### [Given request]
Without the images, write out all of the following entries exactly.

### [Figure record extracts]
● ● ● ● ● ● ●
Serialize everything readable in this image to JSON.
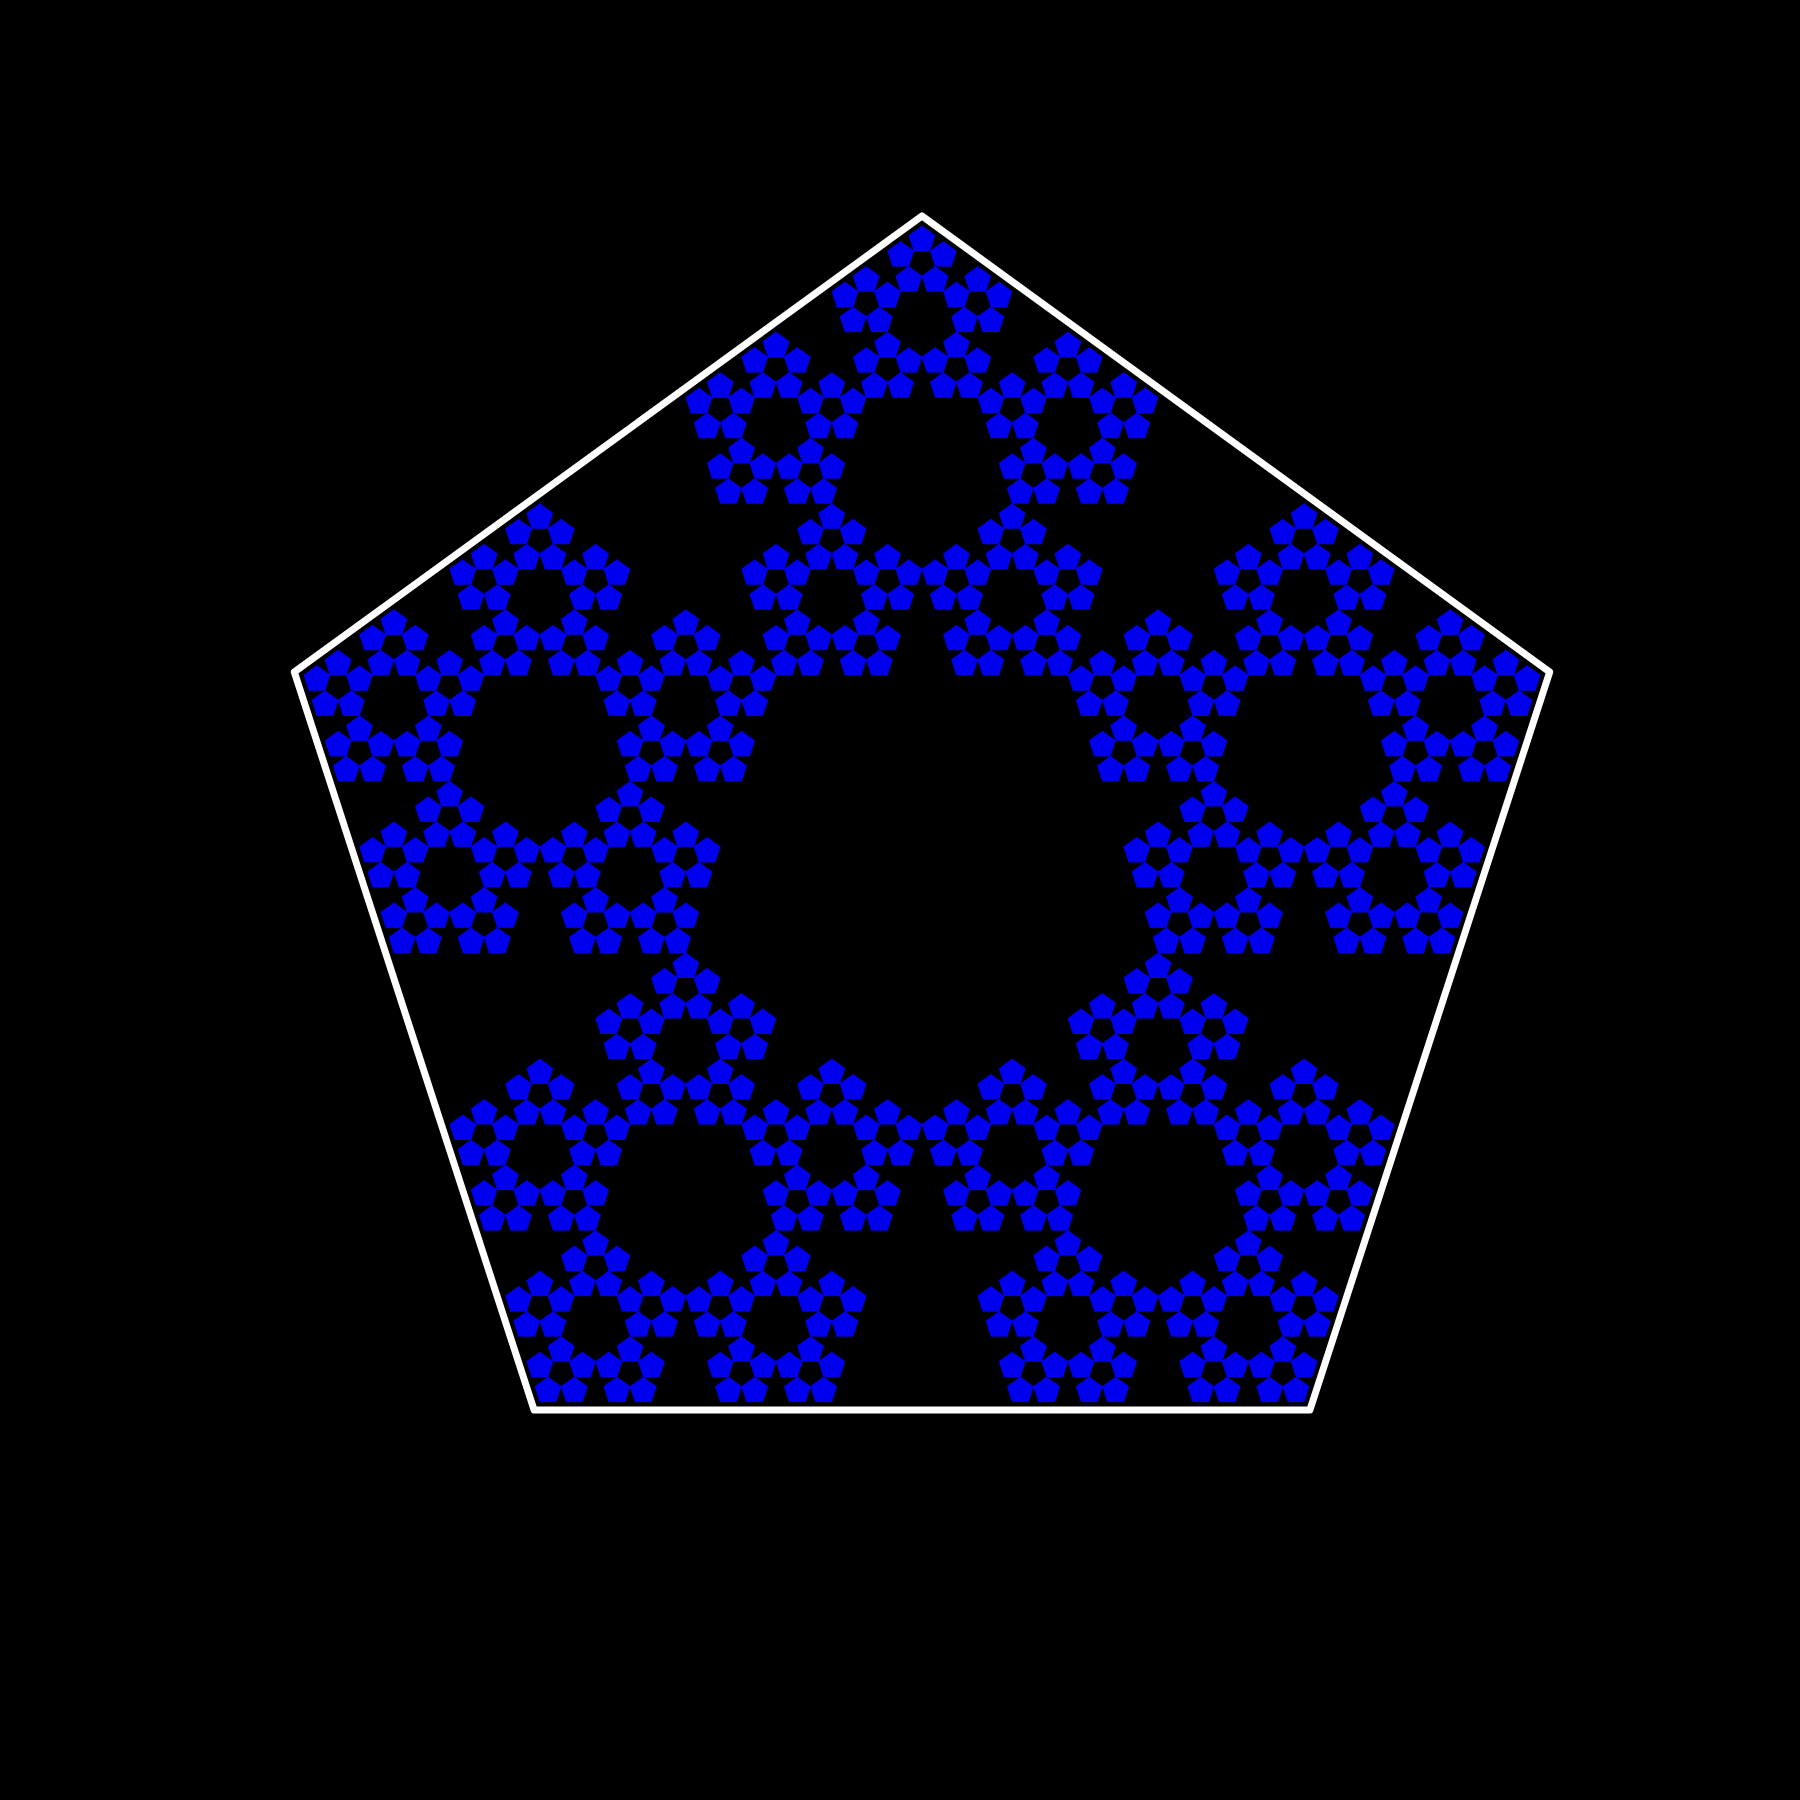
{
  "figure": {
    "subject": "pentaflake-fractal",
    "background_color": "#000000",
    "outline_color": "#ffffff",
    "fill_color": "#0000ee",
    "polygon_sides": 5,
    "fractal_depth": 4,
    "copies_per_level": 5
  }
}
● ● ● ● ● ● ●
### [Right answer]
Serialize everything readable in this image to JSON.
{
  "figure": {
    "subject": "pentaflake-fractal",
    "background_color": "#000000",
    "outline_color": "#ffffff",
    "fill_color": "#0000ee",
    "polygon_sides": 5,
    "fractal_depth": 4,
    "copies_per_level": 5
  }
}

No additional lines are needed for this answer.